[Stored records]
+---+

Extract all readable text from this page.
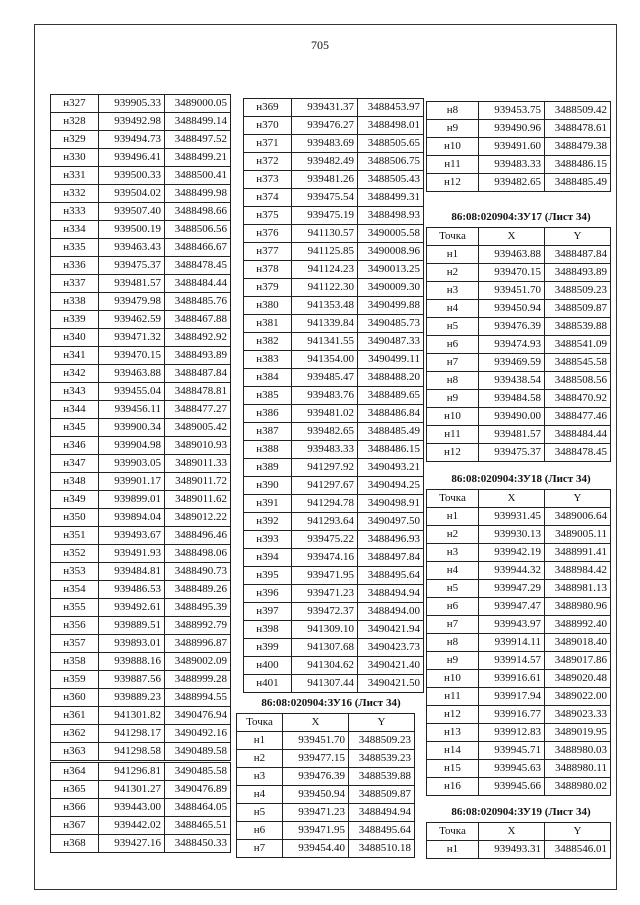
705
н327	939905.33	3489000.05
н328	939492.98	3488499.14
н329	939494.73	3488497.52
н330	939496.41	3488499.21
н331	939500.33	3488500.41
н332	939504.02	3488499.98
н333	939507.40	3488498.66
н334	939500.19	3488506.56
н335	939463.43	3488466.67
н336	939475.37	3488478.45
н337	939481.57	3488484.44
н338	939479.98	3488485.76
н339	939462.59	3488467.88
н340	939471.32	3488492.92
н341	939470.15	3488493.89
н342	939463.88	3488487.84
н343	939455.04	3488478.81
н344	939456.11	3488477.27
н345	939900.34	3489005.42
н346	939904.98	3489010.93
н347	939903.05	3489011.33
н348	939901.17	3489011.72
н349	939899.01	3489011.62
н350	939894.04	3489012.22
н351	939493.67	3488496.46
н352	939491.93	3488498.06
н353	939484.81	3488490.73
н354	939486.53	3488489.26
н355	939492.61	3488495.39
н356	939889.51	3488992.79
н357	939893.01	3488996.87
н358	939888.16	3489002.09
н359	939887.56	3488999.28
н360	939889.23	3488994.55
н361	941301.82	3490476.94
н362	941298.17	3490492.16
н363	941298.58	3490489.58
н364	941296.81	3490485.58
н365	941301.27	3490476.89
н366	939443.00	3488464.05
н367	939442.02	3488465.51
н368	939427.16	3488450.33
н369	939431.37	3488453.97
н370	939476.27	3488498.01
н371	939483.69	3488505.65
н372	939482.49	3488506.75
н373	939481.26	3488505.43
н374	939475.54	3488499.31
н375	939475.19	3488498.93
н376	941130.57	3490005.58
н377	941125.85	3490008.96
н378	941124.23	3490013.25
н379	941122.30	3490009.30
н380	941353.48	3490499.88
н381	941339.84	3490485.73
н382	941341.55	3490487.33
н383	941354.00	3490499.11
н384	939485.47	3488488.20
н385	939483.76	3488489.65
н386	939481.02	3488486.84
н387	939482.65	3488485.49
н388	939483.33	3488486.15
н389	941297.92	3490493.21
н390	941297.67	3490494.25
н391	941294.78	3490498.91
н392	941293.64	3490497.50
н393	939475.22	3488496.93
н394	939474.16	3488497.84
н395	939471.95	3488495.64
н396	939471.23	3488494.94
н397	939472.37	3488494.00
н398	941309.10	3490421.94
н399	941307.68	3490423.73
н400	941304.62	3490421.40
н401	941307.44	3490421.50
86:08:020904:ЗУ16 (Лист 34)
Точка	X	Y
н1	939451.70	3488509.23
н2	939477.15	3488539.23
н3	939476.39	3488539.88
н4	939450.94	3488509.87
н5	939471.23	3488494.94
н6	939471.95	3488495.64
н7	939454.40	3488510.18
н8	939453.75	3488509.42
н9	939490.96	3488478.61
н10	939491.60	3488479.38
н11	939483.33	3488486.15
н12	939482.65	3488485.49
86:08:020904:ЗУ17 (Лист 34)
Точка	X	Y
н1	939463.88	3488487.84
н2	939470.15	3488493.89
н3	939451.70	3488509.23
н4	939450.94	3488509.87
н5	939476.39	3488539.88
н6	939474.93	3488541.09
н7	939469.59	3488545.58
н8	939438.54	3488508.56
н9	939484.58	3488470.92
н10	939490.00	3488477.46
н11	939481.57	3488484.44
н12	939475.37	3488478.45
86:08:020904:ЗУ18 (Лист 34)
Точка	X	Y
н1	939931.45	3489006.64
н2	939930.13	3489005.11
н3	939942.19	3488991.41
н4	939944.32	3488984.42
н5	939947.29	3488981.13
н6	939947.47	3488980.96
н7	939943.97	3488992.40
н8	939914.11	3489018.40
н9	939914.57	3489017.86
н10	939916.61	3489020.48
н11	939917.94	3489022.00
н12	939916.77	3489023.33
н13	939912.83	3489019.95
н14	939945.71	3488980.03
н15	939945.63	3488980.11
н16	939945.66	3488980.02
86:08:020904:ЗУ19 (Лист 34)
Точка	X	Y
н1	939493.31	3488546.01
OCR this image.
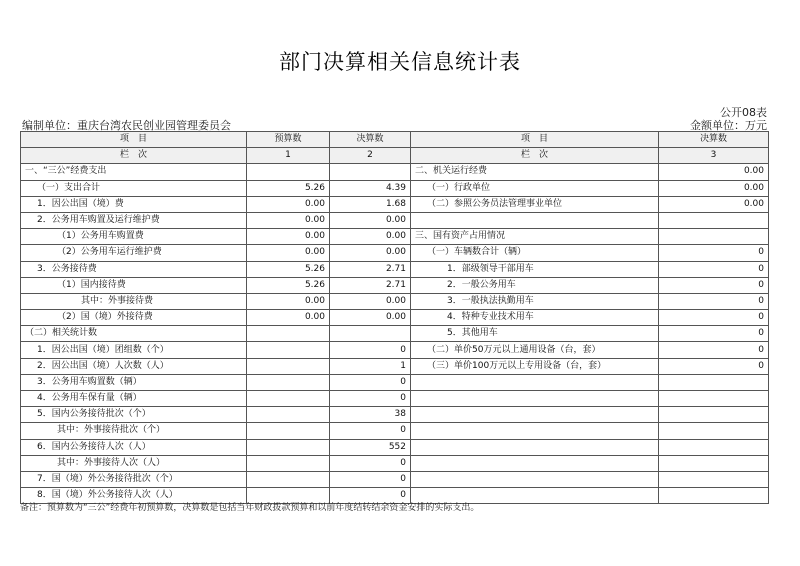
部门决算相关信息统计表
公开08表
编制单位：重庆台湾农民创业园管理委员会	金额单位：万元
项　目	预算数	决算数	项　目	决算数
栏　次	1	2	栏　次	3
一、“三公”经费支出			二、机关运行经费	0.00
（一）支出合计	5.26	4.39	（一）行政单位	0.00
1．因公出国（境）费	0.00	1.68	（二）参照公务员法管理事业单位	0.00
2．公务用车购置及运行维护费	0.00	0.00		
（1）公务用车购置费	0.00	0.00	三、国有资产占用情况	
（2）公务用车运行维护费	0.00	0.00	（一）车辆数合计（辆）	0
3．公务接待费	5.26	2.71	1．部级领导干部用车	0
（1）国内接待费	5.26	2.71	2．一般公务用车	0
其中：外事接待费	0.00	0.00	3．一般执法执勤用车	0
（2）国（境）外接待费	0.00	0.00	4．特种专业技术用车	0
（二）相关统计数			5．其他用车	0
1．因公出国（境）团组数（个）		0	（二）单价50万元以上通用设备（台，套）	0
2．因公出国（境）人次数（人）		1	（三）单价100万元以上专用设备（台，套）	0
3．公务用车购置数（辆）		0		
4．公务用车保有量（辆）		0		
5．国内公务接待批次（个）		38		
其中：外事接待批次（个）		0		
6．国内公务接待人次（人）		552		
其中：外事接待人次（人）		0		
7．国（境）外公务接待批次（个）		0		
8．国（境）外公务接待人次（人）		0		
备注：预算数为“三公”经费年初预算数，决算数是包括当年财政拨款预算和以前年度结转结余资金安排的实际支出。
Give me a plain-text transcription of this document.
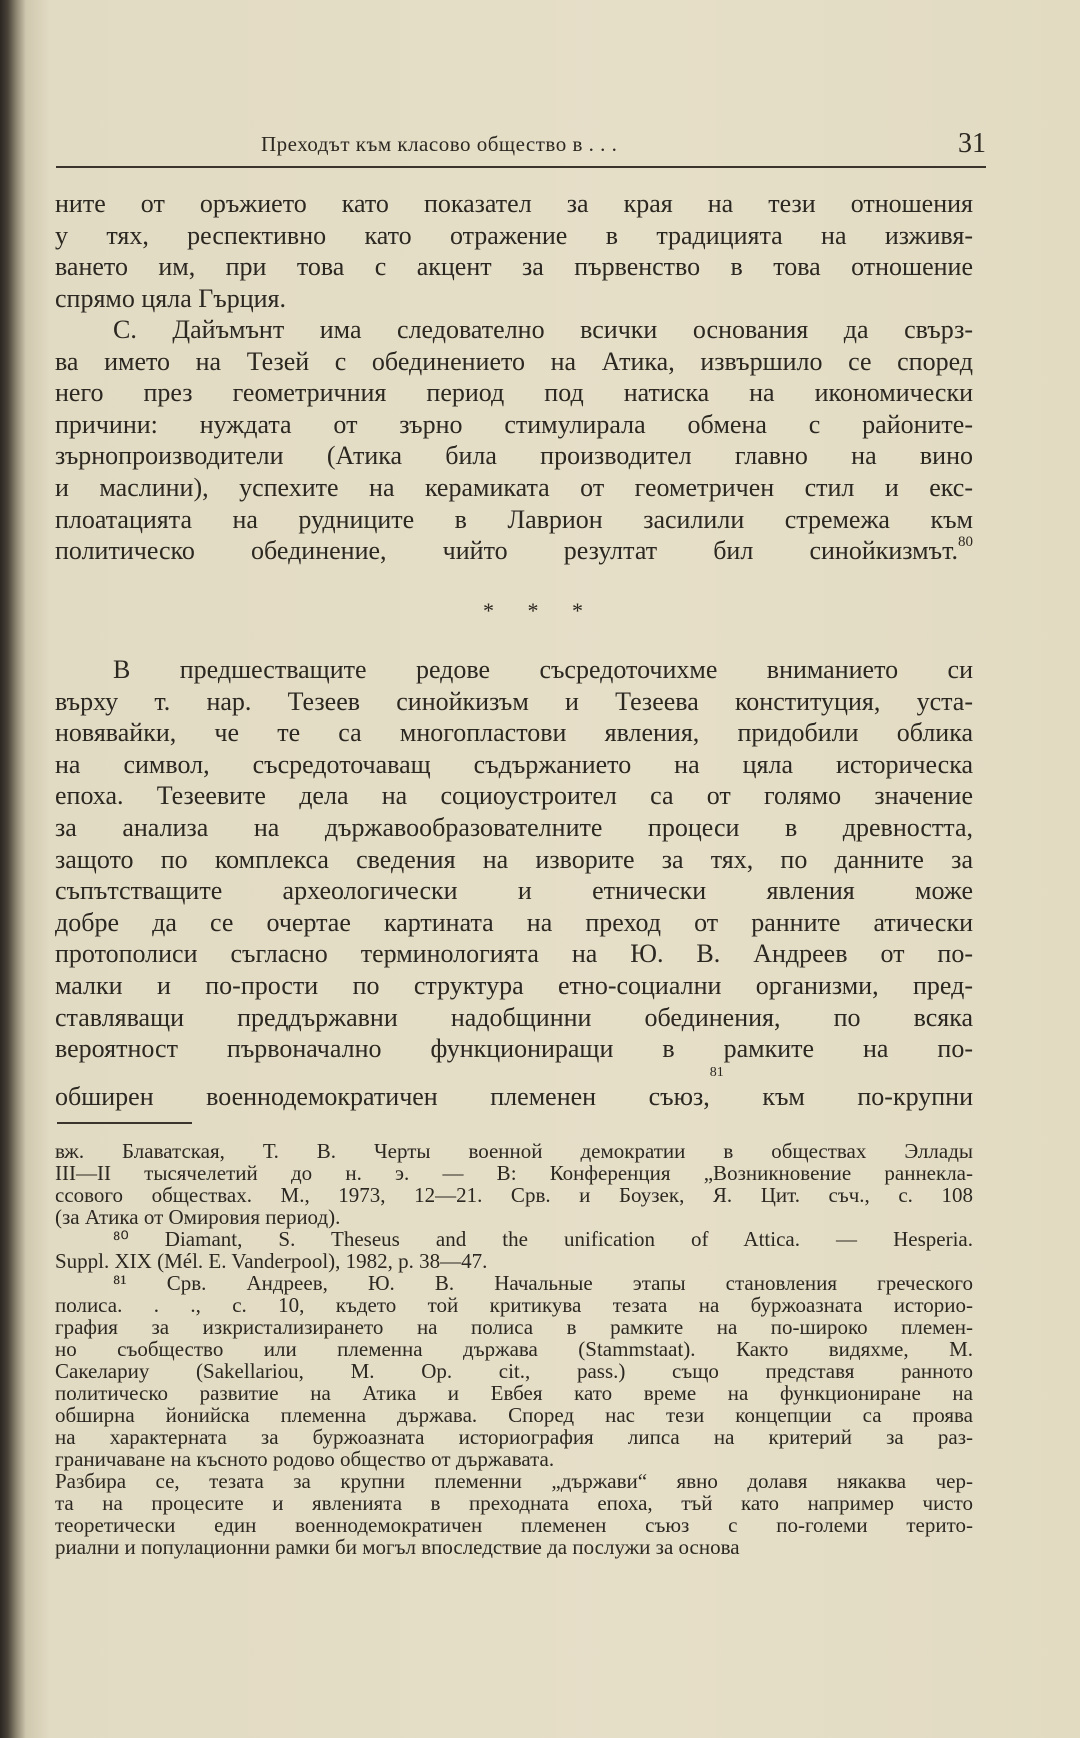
Преходът към класово общество в . . .	31
ните от оръжието като показател за края на тези отношения
у тях, респективно като отражение в традицията на изживя-
ването им, при това с акцент за първенство в това отношение
спрямо цяла Гърция.
С. Дайъмънт има следователно всички основания да свърз-
ва името на Тезей с обединението на Атика, извършило се според
него през геометричния период под натиска на икономически
причини: нуждата от зърно стимулирала обмена с районите-
зърнопроизводители (Атика била производител главно на вино
и маслини), успехите на керамиката от геометричен стил и екс-
плоатацията на рудниците в Лаврион засилили стремежа към
политическо обединение, чийто резултат бил синойкизмът.$^{80}$
* * *
В предшестващите редове съсредоточихме вниманието си
върху т. нар. Тезеев синойкизъм и Тезеева конституция, уста-
новявайки, че те са многопластови явления, придобили облика
на символ, съсредоточаващ съдържанието на цяла историческа
епоха. Тезеевите дела на социоустроител са от голямо значение
за анализа на държавообразователните процеси в древността,
защото по комплекса сведения на изворите за тях, по данните за
съпътстващите археологически и етнически явления може
добре да се очертае картината на преход от ранните атически
протополиси съгласно терминологията на Ю. В. Андреев от по-
малки и по-прости по структура етно-социални организми, пред-
ставляващи преддържавни надобщинни обединения, по всяка
вероятност първоначално функциониращи в рамките на по-
обширен военнодемократичен племенен съюз, към по-крупни
81
вж. Блаватская, Т. В. Черты военной демократии в обществах Эллады
III—II тысячелетий до н. э. — В: Конференция „Возникновение раннекла-
ссового обществах. М., 1973, 12—21. Срв. и Боузек, Я. Цит. съч., с. 108
(за Атика от Омировия период).
⁸⁰ Diamant, S. Theseus and the unification of Attica. — Hesperia.
Suppl. XIX (Mél. E. Vanderpool), 1982, p. 38—47.
⁸¹ Срв. Андреев, Ю. В. Начальные этапы становления греческого
полиса. . ., с. 10, където той критикува тезата на буржоазната историо-
графия за изкристализирането на полиса в рамките на по-широко племен-
но съобщество или племенна държава (Stammstaat). Както видяхме, М.
Сакелариу (Sakellariou, M. Op. cit., pass.) също представя ранното
политическо развитие на Атика и Евбея като време на функциониране на
обширна йонийска племенна държава. Според нас тези концепции са проява
на характерната за буржоазната историография липса на критерий за раз-
граничаване на късното родово общество от държавата.
Разбира се, тезата за крупни племенни „държави“ явно долавя някаква чер-
та на процесите и явленията в преходната епоха, тъй като например чисто
теоретически един военнодемократичен племенен съюз с по-големи терито-
риални и популационни рамки би могъл впоследствие да послужи за основа
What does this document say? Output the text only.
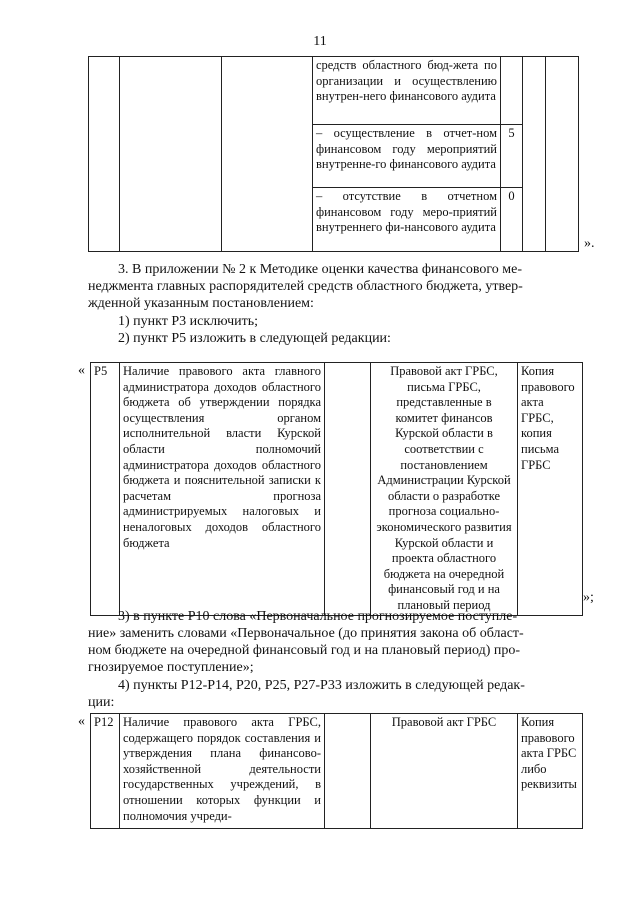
11
			средств областного бюд-жета по организации и осуществлению внутрен-него финансового аудита			
			– осуществление в отчет-ном финансовом году мероприятий внутренне-го финансового аудита	5		
			– отсутствие в отчетном финансовом году меро-приятий внутреннего фи-нансового аудита	0		
».
3. В приложении № 2 к Методике оценки качества финансового ме-
неджмента главных распорядителей средств областного бюджета, утвер-
жденной указанным постановлением:
1) пункт Р3 исключить;
2) пункт Р5 изложить в следующей редакции:
« Р5	Наличие правового акта главного администратора доходов областного бюджета об утверждении порядка осуществления органом исполнительной власти Курской области полномочий администратора доходов областного бюджета и пояснительной записки к расчетам прогноза администрируемых налоговых и неналоговых доходов областного бюджета		Правовой акт ГРБС, письма ГРБС, представленные в комитет финансов Курской области в соответствии с постановлением Администрации Курской области о разработке прогноза социально-экономического развития Курской области и проекта областного бюджета на очередной финансовый год и на плановый период	Копия правового акта ГРБС, копия письма ГРБС
»;
3) в пункте Р10 слова «Первоначальное прогнозируемое поступле-
ние» заменить словами «Первоначальное (до принятия закона об област-
ном бюджете на очередной финансовый год и на плановый период) про-
гнозируемое поступление»;
4) пункты Р12-Р14, Р20, Р25, Р27-Р33 изложить в следующей редак-
ции:
« Р12	Наличие правового акта ГРБС, содержащего порядок составления и утверждения плана финансово-хозяйственной деятельности государственных учреждений, в отношении которых функции и полномочия учреди-		Правовой акт ГРБС	Копия правового акта ГРБС либо реквизиты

+---+

**What to produce:** Copy all the lines above that hold the string "съюз".

**Answer to the problem:**
обширен военнодемократичен племенен съюз, към по-крупни
теоретически един военнодемократичен племенен съюз с по-големи терито-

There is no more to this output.